Items from a figure collection
────────────────────────────────────────
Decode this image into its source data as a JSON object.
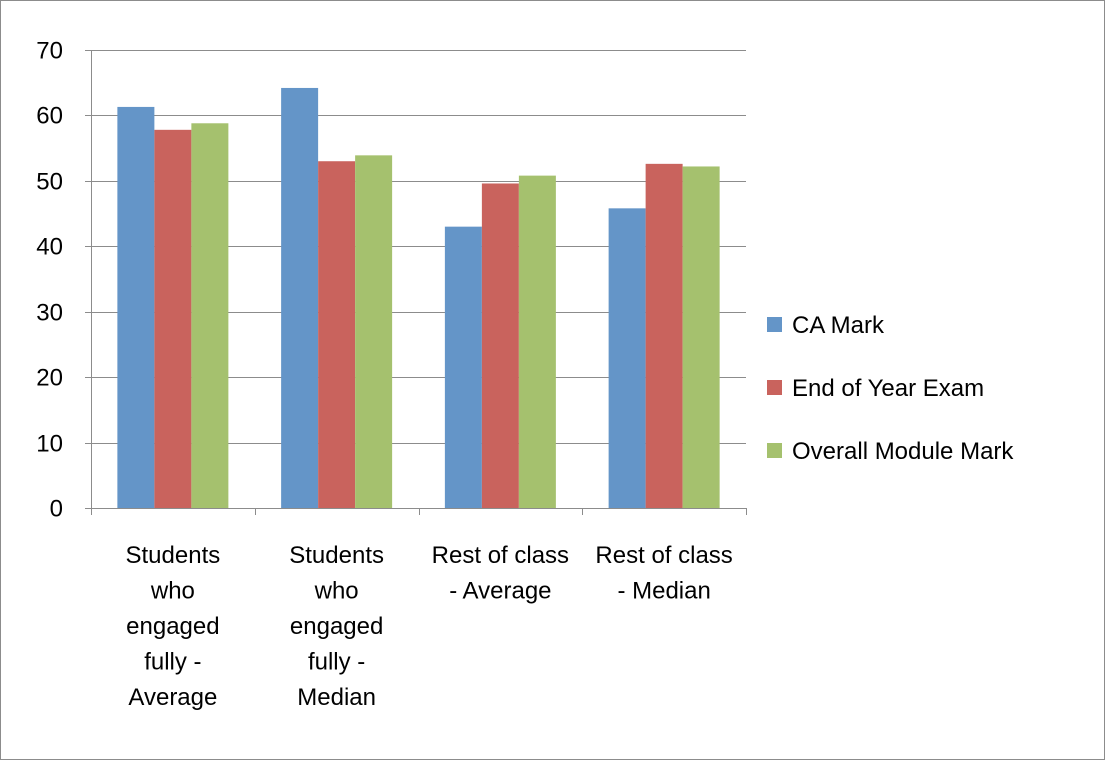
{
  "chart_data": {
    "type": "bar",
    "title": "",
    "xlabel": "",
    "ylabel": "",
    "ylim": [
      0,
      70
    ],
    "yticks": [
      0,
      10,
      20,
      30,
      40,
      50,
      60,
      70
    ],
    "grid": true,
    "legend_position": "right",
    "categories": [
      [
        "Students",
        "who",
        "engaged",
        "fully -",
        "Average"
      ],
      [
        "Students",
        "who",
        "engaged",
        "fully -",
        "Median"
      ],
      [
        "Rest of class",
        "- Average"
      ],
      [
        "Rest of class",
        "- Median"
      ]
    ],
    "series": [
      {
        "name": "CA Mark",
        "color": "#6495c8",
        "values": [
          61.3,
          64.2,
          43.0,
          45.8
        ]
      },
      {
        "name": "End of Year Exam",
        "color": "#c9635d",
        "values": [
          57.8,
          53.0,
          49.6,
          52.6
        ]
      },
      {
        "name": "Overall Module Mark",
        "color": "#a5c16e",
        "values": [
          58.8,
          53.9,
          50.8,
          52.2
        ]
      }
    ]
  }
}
────────────────────────────────────────
• DIRECTIONS FOR THIS TASK
Transcribe the material exactly, and leave out whatever pictures it holds.

• OUTPUT OF THE EXERCISE
Decode this image into its source data as a JSON object.
{
  "chart_data": {
    "type": "bar",
    "title": "",
    "xlabel": "",
    "ylabel": "",
    "ylim": [
      0,
      70
    ],
    "yticks": [
      0,
      10,
      20,
      30,
      40,
      50,
      60,
      70
    ],
    "grid": true,
    "legend_position": "right",
    "categories": [
      [
        "Students",
        "who",
        "engaged",
        "fully -",
        "Average"
      ],
      [
        "Students",
        "who",
        "engaged",
        "fully -",
        "Median"
      ],
      [
        "Rest of class",
        "- Average"
      ],
      [
        "Rest of class",
        "- Median"
      ]
    ],
    "series": [
      {
        "name": "CA Mark",
        "color": "#6495c8",
        "values": [
          61.3,
          64.2,
          43.0,
          45.8
        ]
      },
      {
        "name": "End of Year Exam",
        "color": "#c9635d",
        "values": [
          57.8,
          53.0,
          49.6,
          52.6
        ]
      },
      {
        "name": "Overall Module Mark",
        "color": "#a5c16e",
        "values": [
          58.8,
          53.9,
          50.8,
          52.2
        ]
      }
    ]
  }
}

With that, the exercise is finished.